Problem to work on
Only the pictures stay out; every record is to be quoted exactly.
— start —
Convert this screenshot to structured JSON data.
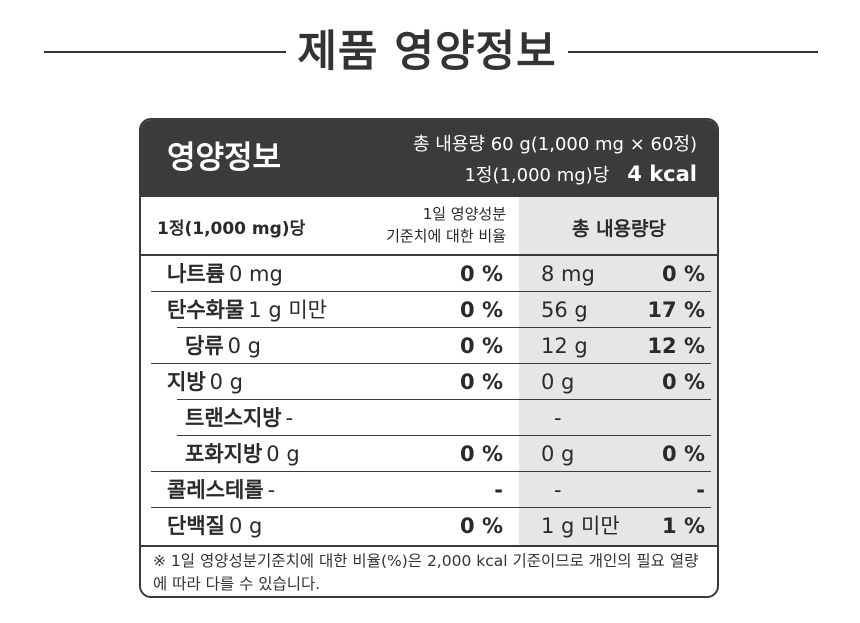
{
  "page_title": "제품 영양정보",
  "label": {
    "title": "영양정보",
    "total_line": "총 내용량 60 g(1,000 mg × 60정)",
    "serving_line": "1정(1,000 mg)당",
    "calories": "4 kcal",
    "per_serving_header": "1정(1,000 mg)당",
    "dv_header_line1": "1일 영양성분",
    "dv_header_line2": "기준치에 대한 비율",
    "total_header": "총 내용량당",
    "rows": [
      {
        "name": "나트륨",
        "amount": "0 mg",
        "dv": "0 %",
        "total_amount": "8 mg",
        "total_dv": "0 %"
      },
      {
        "name": "탄수화물",
        "amount": "1 g 미만",
        "dv": "0 %",
        "total_amount": "56 g",
        "total_dv": "17 %"
      },
      {
        "name": "당류",
        "amount": "0 g",
        "dv": "0 %",
        "total_amount": "12 g",
        "total_dv": "12 %"
      },
      {
        "name": "지방",
        "amount": "0 g",
        "dv": "0 %",
        "total_amount": "0 g",
        "total_dv": "0 %"
      },
      {
        "name": "트랜스지방",
        "amount": "-",
        "dv": "",
        "total_amount": "-",
        "total_dv": ""
      },
      {
        "name": "포화지방",
        "amount": "0 g",
        "dv": "0 %",
        "total_amount": "0 g",
        "total_dv": "0 %"
      },
      {
        "name": "콜레스테롤",
        "amount": "-",
        "dv": "-",
        "total_amount": "-",
        "total_dv": "-"
      },
      {
        "name": "단백질",
        "amount": "0 g",
        "dv": "0 %",
        "total_amount": "1 g 미만",
        "total_dv": "1 %"
      }
    ],
    "footnote": "※ 1일 영양성분기준치에 대한 비율(%)은 2,000 kcal 기준이므로 개인의 필요 열량에 따라 다를 수 있습니다."
  }
}
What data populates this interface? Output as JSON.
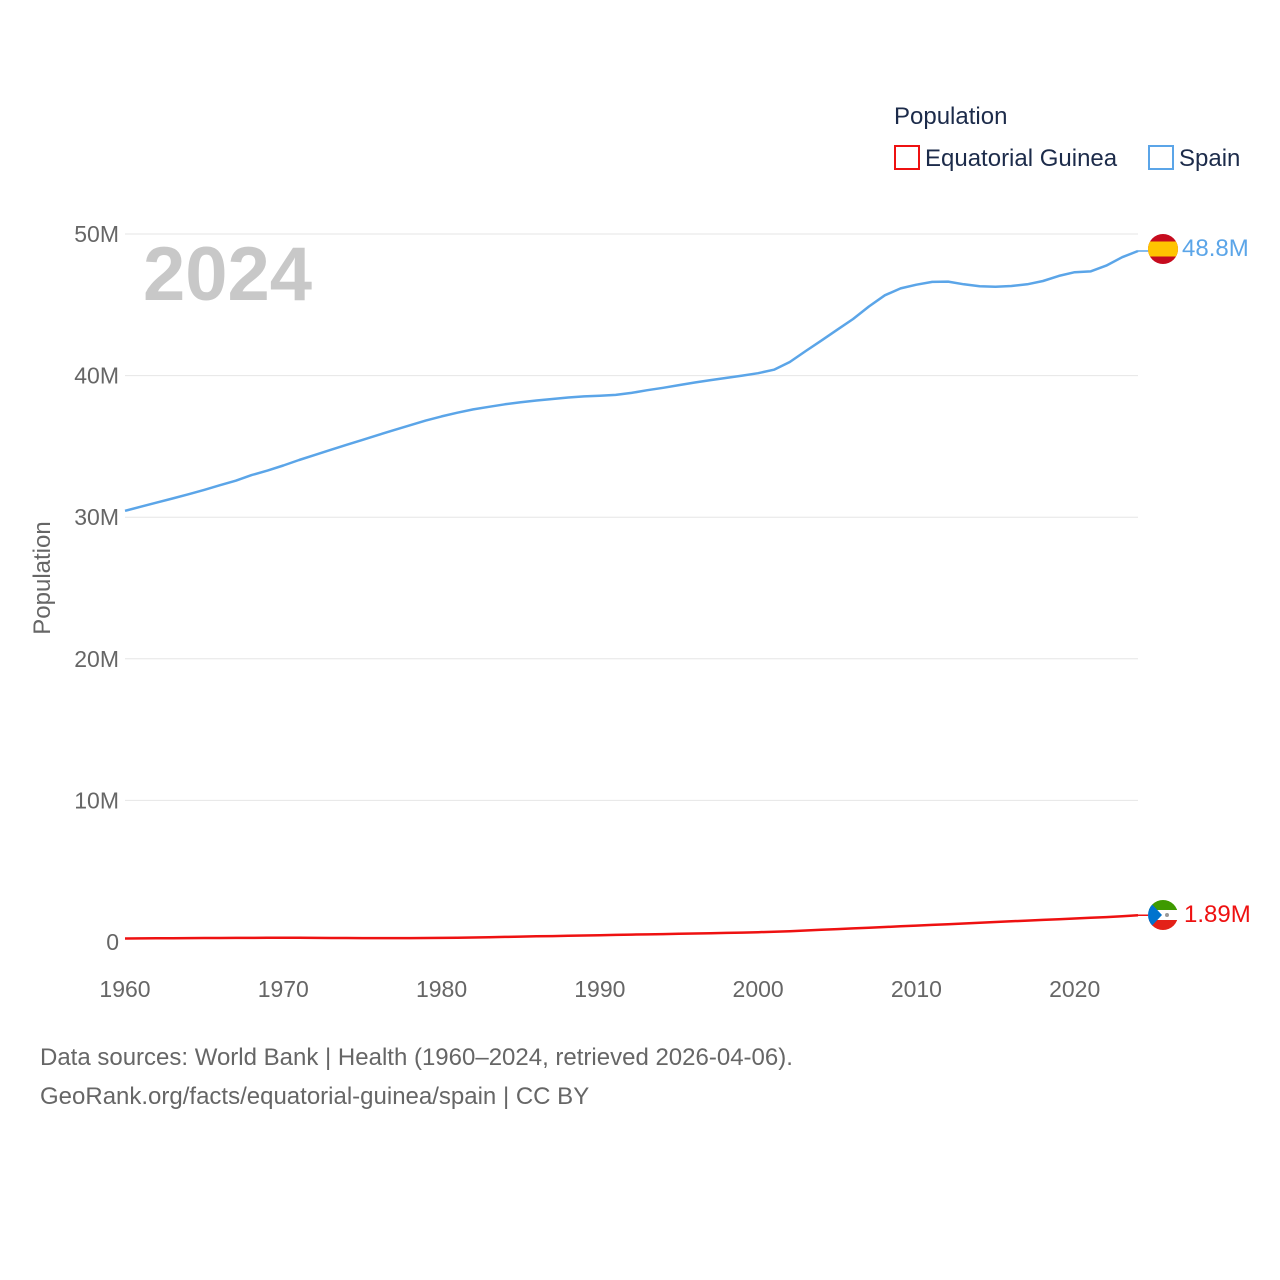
{
  "chart_data": {
    "type": "line",
    "legend_title": "Population",
    "ylabel": "Population",
    "year_label": "2024",
    "x": [
      1960,
      1961,
      1962,
      1963,
      1964,
      1965,
      1966,
      1967,
      1968,
      1969,
      1970,
      1971,
      1972,
      1973,
      1974,
      1975,
      1976,
      1977,
      1978,
      1979,
      1980,
      1981,
      1982,
      1983,
      1984,
      1985,
      1986,
      1987,
      1988,
      1989,
      1990,
      1991,
      1992,
      1993,
      1994,
      1995,
      1996,
      1997,
      1998,
      1999,
      2000,
      2001,
      2002,
      2003,
      2004,
      2005,
      2006,
      2007,
      2008,
      2009,
      2010,
      2011,
      2012,
      2013,
      2014,
      2015,
      2016,
      2017,
      2018,
      2019,
      2020,
      2021,
      2022,
      2023,
      2024
    ],
    "xlim": [
      1960,
      2024
    ],
    "ylim": [
      0,
      50000000
    ],
    "x_ticks": [
      1960,
      1970,
      1980,
      1990,
      2000,
      2010,
      2020
    ],
    "x_tick_labels": [
      "1960",
      "1970",
      "1980",
      "1990",
      "2000",
      "2010",
      "2020"
    ],
    "y_ticks": [
      0,
      10000000,
      20000000,
      30000000,
      40000000,
      50000000
    ],
    "y_tick_labels": [
      "0",
      "10M",
      "20M",
      "30M",
      "40M",
      "50M"
    ],
    "series": [
      {
        "name": "Equatorial Guinea",
        "color": "#ee1111",
        "end_label": "1.89M",
        "flag": "equatorial-guinea-flag-icon",
        "values": [
          250000,
          256000,
          262000,
          268000,
          274000,
          280000,
          285000,
          290000,
          293000,
          296000,
          297000,
          295000,
          290000,
          285000,
          280000,
          276000,
          273000,
          272000,
          274000,
          280000,
          290000,
          305000,
          320000,
          340000,
          360000,
          380000,
          400000,
          420000,
          440000,
          460000,
          480000,
          500000,
          520000,
          540000,
          560000,
          580000,
          600000,
          620000,
          640000,
          665000,
          690000,
          725000,
          765000,
          810000,
          860000,
          910000,
          960000,
          1010000,
          1060000,
          1110000,
          1160000,
          1210000,
          1260000,
          1310000,
          1360000,
          1410000,
          1460000,
          1510000,
          1560000,
          1610000,
          1660000,
          1710000,
          1760000,
          1820000,
          1890000
        ]
      },
      {
        "name": "Spain",
        "color": "#5ba5e8",
        "end_label": "48.8M",
        "flag": "spain-flag-icon",
        "values": [
          30450000,
          30740000,
          31030000,
          31320000,
          31620000,
          31930000,
          32260000,
          32580000,
          32970000,
          33290000,
          33650000,
          34040000,
          34400000,
          34760000,
          35110000,
          35460000,
          35810000,
          36150000,
          36490000,
          36820000,
          37120000,
          37380000,
          37610000,
          37800000,
          37970000,
          38120000,
          38240000,
          38350000,
          38450000,
          38530000,
          38580000,
          38640000,
          38780000,
          38970000,
          39140000,
          39330000,
          39510000,
          39680000,
          39840000,
          40000000,
          40170000,
          40420000,
          40960000,
          41730000,
          42470000,
          43240000,
          44000000,
          44880000,
          45670000,
          46160000,
          46420000,
          46620000,
          46640000,
          46450000,
          46310000,
          46280000,
          46330000,
          46450000,
          46680000,
          47040000,
          47300000,
          47360000,
          47770000,
          48360000,
          48800000
        ]
      }
    ]
  },
  "footer": {
    "line1": "Data sources: World Bank | Health (1960–2024, retrieved 2026-04-06).",
    "line2": "GeoRank.org/facts/equatorial-guinea/spain | CC BY"
  }
}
— end —
Reply
Convert this screenshot to structured JSON data.
{
  "page_title": "제품 영양정보",
  "label": {
    "title": "영양정보",
    "total_line": "총 내용량 60 g(1,000 mg × 60정)",
    "serving_line": "1정(1,000 mg)당",
    "calories": "4 kcal",
    "per_serving_header": "1정(1,000 mg)당",
    "dv_header_line1": "1일 영양성분",
    "dv_header_line2": "기준치에 대한 비율",
    "total_header": "총 내용량당",
    "rows": [
      {
        "name": "나트륨",
        "amount": "0 mg",
        "dv": "0 %",
        "total_amount": "8 mg",
        "total_dv": "0 %"
      },
      {
        "name": "탄수화물",
        "amount": "1 g 미만",
        "dv": "0 %",
        "total_amount": "56 g",
        "total_dv": "17 %"
      },
      {
        "name": "당류",
        "amount": "0 g",
        "dv": "0 %",
        "total_amount": "12 g",
        "total_dv": "12 %"
      },
      {
        "name": "지방",
        "amount": "0 g",
        "dv": "0 %",
        "total_amount": "0 g",
        "total_dv": "0 %"
      },
      {
        "name": "트랜스지방",
        "amount": "-",
        "dv": "",
        "total_amount": "-",
        "total_dv": ""
      },
      {
        "name": "포화지방",
        "amount": "0 g",
        "dv": "0 %",
        "total_amount": "0 g",
        "total_dv": "0 %"
      },
      {
        "name": "콜레스테롤",
        "amount": "-",
        "dv": "-",
        "total_amount": "-",
        "total_dv": "-"
      },
      {
        "name": "단백질",
        "amount": "0 g",
        "dv": "0 %",
        "total_amount": "1 g 미만",
        "total_dv": "1 %"
      }
    ],
    "footnote": "※ 1일 영양성분기준치에 대한 비율(%)은 2,000 kcal 기준이므로 개인의 필요 열량에 따라 다를 수 있습니다."
  }
}
What data populates this interface? Output as JSON.
{
  "chart_data": {
    "type": "line",
    "legend_title": "Population",
    "ylabel": "Population",
    "year_label": "2024",
    "x": [
      1960,
      1961,
      1962,
      1963,
      1964,
      1965,
      1966,
      1967,
      1968,
      1969,
      1970,
      1971,
      1972,
      1973,
      1974,
      1975,
      1976,
      1977,
      1978,
      1979,
      1980,
      1981,
      1982,
      1983,
      1984,
      1985,
      1986,
      1987,
      1988,
      1989,
      1990,
      1991,
      1992,
      1993,
      1994,
      1995,
      1996,
      1997,
      1998,
      1999,
      2000,
      2001,
      2002,
      2003,
      2004,
      2005,
      2006,
      2007,
      2008,
      2009,
      2010,
      2011,
      2012,
      2013,
      2014,
      2015,
      2016,
      2017,
      2018,
      2019,
      2020,
      2021,
      2022,
      2023,
      2024
    ],
    "xlim": [
      1960,
      2024
    ],
    "ylim": [
      0,
      50000000
    ],
    "x_ticks": [
      1960,
      1970,
      1980,
      1990,
      2000,
      2010,
      2020
    ],
    "x_tick_labels": [
      "1960",
      "1970",
      "1980",
      "1990",
      "2000",
      "2010",
      "2020"
    ],
    "y_ticks": [
      0,
      10000000,
      20000000,
      30000000,
      40000000,
      50000000
    ],
    "y_tick_labels": [
      "0",
      "10M",
      "20M",
      "30M",
      "40M",
      "50M"
    ],
    "series": [
      {
        "name": "Equatorial Guinea",
        "color": "#ee1111",
        "end_label": "1.89M",
        "flag": "equatorial-guinea-flag-icon",
        "values": [
          250000,
          256000,
          262000,
          268000,
          274000,
          280000,
          285000,
          290000,
          293000,
          296000,
          297000,
          295000,
          290000,
          285000,
          280000,
          276000,
          273000,
          272000,
          274000,
          280000,
          290000,
          305000,
          320000,
          340000,
          360000,
          380000,
          400000,
          420000,
          440000,
          460000,
          480000,
          500000,
          520000,
          540000,
          560000,
          580000,
          600000,
          620000,
          640000,
          665000,
          690000,
          725000,
          765000,
          810000,
          860000,
          910000,
          960000,
          1010000,
          1060000,
          1110000,
          1160000,
          1210000,
          1260000,
          1310000,
          1360000,
          1410000,
          1460000,
          1510000,
          1560000,
          1610000,
          1660000,
          1710000,
          1760000,
          1820000,
          1890000
        ]
      },
      {
        "name": "Spain",
        "color": "#5ba5e8",
        "end_label": "48.8M",
        "flag": "spain-flag-icon",
        "values": [
          30450000,
          30740000,
          31030000,
          31320000,
          31620000,
          31930000,
          32260000,
          32580000,
          32970000,
          33290000,
          33650000,
          34040000,
          34400000,
          34760000,
          35110000,
          35460000,
          35810000,
          36150000,
          36490000,
          36820000,
          37120000,
          37380000,
          37610000,
          37800000,
          37970000,
          38120000,
          38240000,
          38350000,
          38450000,
          38530000,
          38580000,
          38640000,
          38780000,
          38970000,
          39140000,
          39330000,
          39510000,
          39680000,
          39840000,
          40000000,
          40170000,
          40420000,
          40960000,
          41730000,
          42470000,
          43240000,
          44000000,
          44880000,
          45670000,
          46160000,
          46420000,
          46620000,
          46640000,
          46450000,
          46310000,
          46280000,
          46330000,
          46450000,
          46680000,
          47040000,
          47300000,
          47360000,
          47770000,
          48360000,
          48800000
        ]
      }
    ]
  },
  "footer": {
    "line1": "Data sources: World Bank | Health (1960–2024, retrieved 2026-04-06).",
    "line2": "GeoRank.org/facts/equatorial-guinea/spain | CC BY"
  }
}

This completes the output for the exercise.